## Extracted data entries
start

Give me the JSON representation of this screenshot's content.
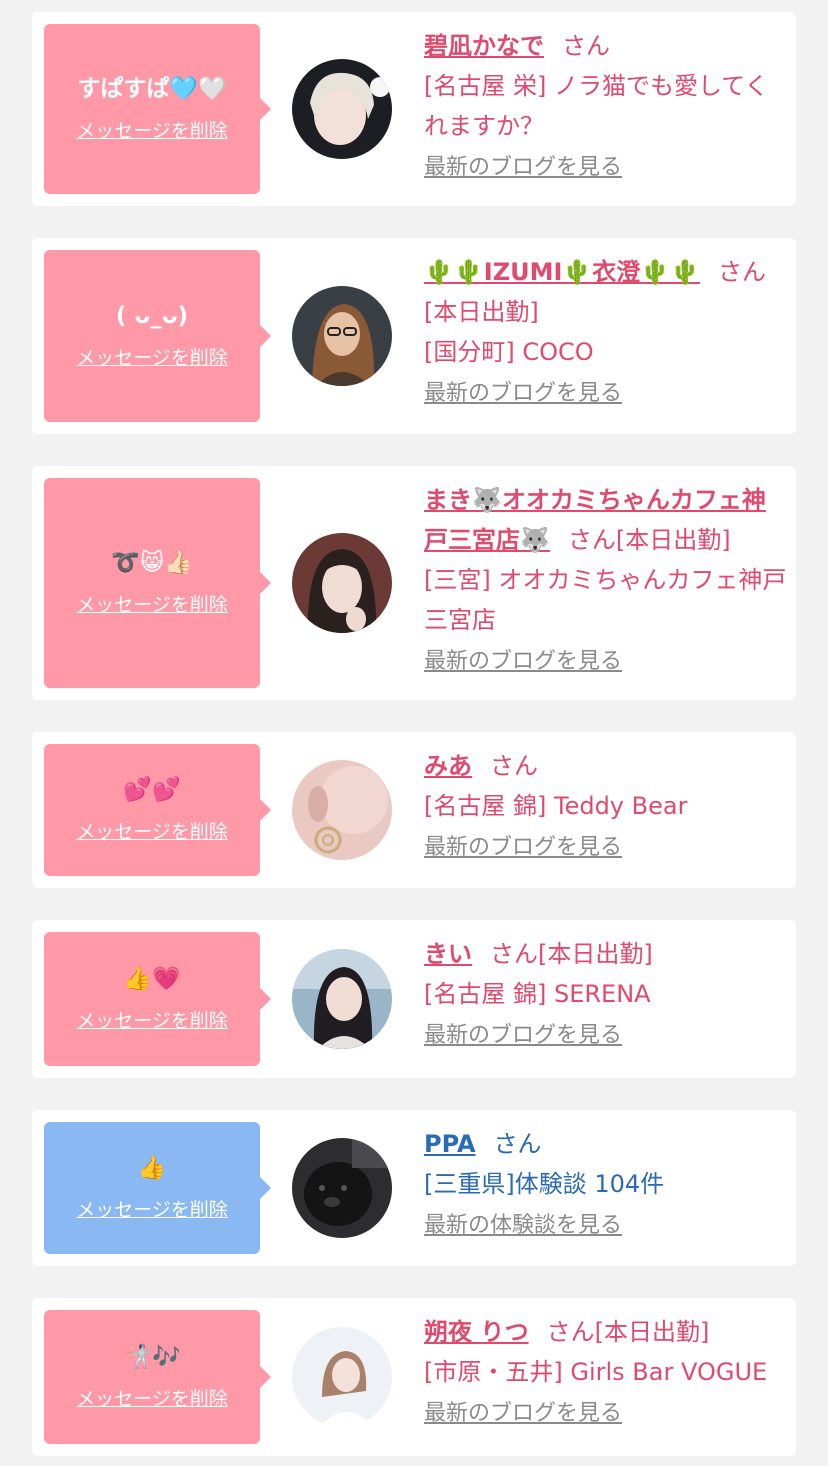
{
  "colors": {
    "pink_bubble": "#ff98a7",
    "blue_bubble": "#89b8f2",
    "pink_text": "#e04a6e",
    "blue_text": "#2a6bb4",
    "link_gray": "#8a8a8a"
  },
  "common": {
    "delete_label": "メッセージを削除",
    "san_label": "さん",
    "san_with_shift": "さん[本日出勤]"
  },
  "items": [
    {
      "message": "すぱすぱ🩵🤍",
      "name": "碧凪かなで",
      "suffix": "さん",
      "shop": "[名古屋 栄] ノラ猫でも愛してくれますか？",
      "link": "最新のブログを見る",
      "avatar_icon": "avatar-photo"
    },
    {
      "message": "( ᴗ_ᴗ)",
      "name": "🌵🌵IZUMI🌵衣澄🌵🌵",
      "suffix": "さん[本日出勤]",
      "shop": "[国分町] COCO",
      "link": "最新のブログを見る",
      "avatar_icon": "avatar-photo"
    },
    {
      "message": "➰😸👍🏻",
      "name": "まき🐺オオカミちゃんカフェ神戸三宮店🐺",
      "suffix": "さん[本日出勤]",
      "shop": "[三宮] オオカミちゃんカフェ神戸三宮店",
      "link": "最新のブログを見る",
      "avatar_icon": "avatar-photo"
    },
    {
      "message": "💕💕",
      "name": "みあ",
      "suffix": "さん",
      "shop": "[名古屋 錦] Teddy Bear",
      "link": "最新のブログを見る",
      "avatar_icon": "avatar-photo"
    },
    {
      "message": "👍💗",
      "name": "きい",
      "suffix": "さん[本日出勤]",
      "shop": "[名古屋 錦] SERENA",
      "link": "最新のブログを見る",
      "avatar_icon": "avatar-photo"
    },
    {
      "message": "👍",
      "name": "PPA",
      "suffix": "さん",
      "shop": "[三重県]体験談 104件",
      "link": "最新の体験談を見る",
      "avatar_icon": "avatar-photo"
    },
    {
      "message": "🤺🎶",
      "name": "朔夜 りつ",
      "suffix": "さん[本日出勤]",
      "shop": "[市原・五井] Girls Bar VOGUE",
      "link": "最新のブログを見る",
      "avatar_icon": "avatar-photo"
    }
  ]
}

end

## WHAT TO WORK ON
Would you set down the listing exactly, omitting pictures?

## RESULT FOR THIS TASK
Give me the JSON representation of this screenshot's content.
{
  "colors": {
    "pink_bubble": "#ff98a7",
    "blue_bubble": "#89b8f2",
    "pink_text": "#e04a6e",
    "blue_text": "#2a6bb4",
    "link_gray": "#8a8a8a"
  },
  "common": {
    "delete_label": "メッセージを削除",
    "san_label": "さん",
    "san_with_shift": "さん[本日出勤]"
  },
  "items": [
    {
      "message": "すぱすぱ🩵🤍",
      "name": "碧凪かなで",
      "suffix": "さん",
      "shop": "[名古屋 栄] ノラ猫でも愛してくれますか？",
      "link": "最新のブログを見る",
      "avatar_icon": "avatar-photo"
    },
    {
      "message": "( ᴗ_ᴗ)",
      "name": "🌵🌵IZUMI🌵衣澄🌵🌵",
      "suffix": "さん[本日出勤]",
      "shop": "[国分町] COCO",
      "link": "最新のブログを見る",
      "avatar_icon": "avatar-photo"
    },
    {
      "message": "➰😸👍🏻",
      "name": "まき🐺オオカミちゃんカフェ神戸三宮店🐺",
      "suffix": "さん[本日出勤]",
      "shop": "[三宮] オオカミちゃんカフェ神戸三宮店",
      "link": "最新のブログを見る",
      "avatar_icon": "avatar-photo"
    },
    {
      "message": "💕💕",
      "name": "みあ",
      "suffix": "さん",
      "shop": "[名古屋 錦] Teddy Bear",
      "link": "最新のブログを見る",
      "avatar_icon": "avatar-photo"
    },
    {
      "message": "👍💗",
      "name": "きい",
      "suffix": "さん[本日出勤]",
      "shop": "[名古屋 錦] SERENA",
      "link": "最新のブログを見る",
      "avatar_icon": "avatar-photo"
    },
    {
      "message": "👍",
      "name": "PPA",
      "suffix": "さん",
      "shop": "[三重県]体験談 104件",
      "link": "最新の体験談を見る",
      "avatar_icon": "avatar-photo"
    },
    {
      "message": "🤺🎶",
      "name": "朔夜 りつ",
      "suffix": "さん[本日出勤]",
      "shop": "[市原・五井] Girls Bar VOGUE",
      "link": "最新のブログを見る",
      "avatar_icon": "avatar-photo"
    }
  ]
}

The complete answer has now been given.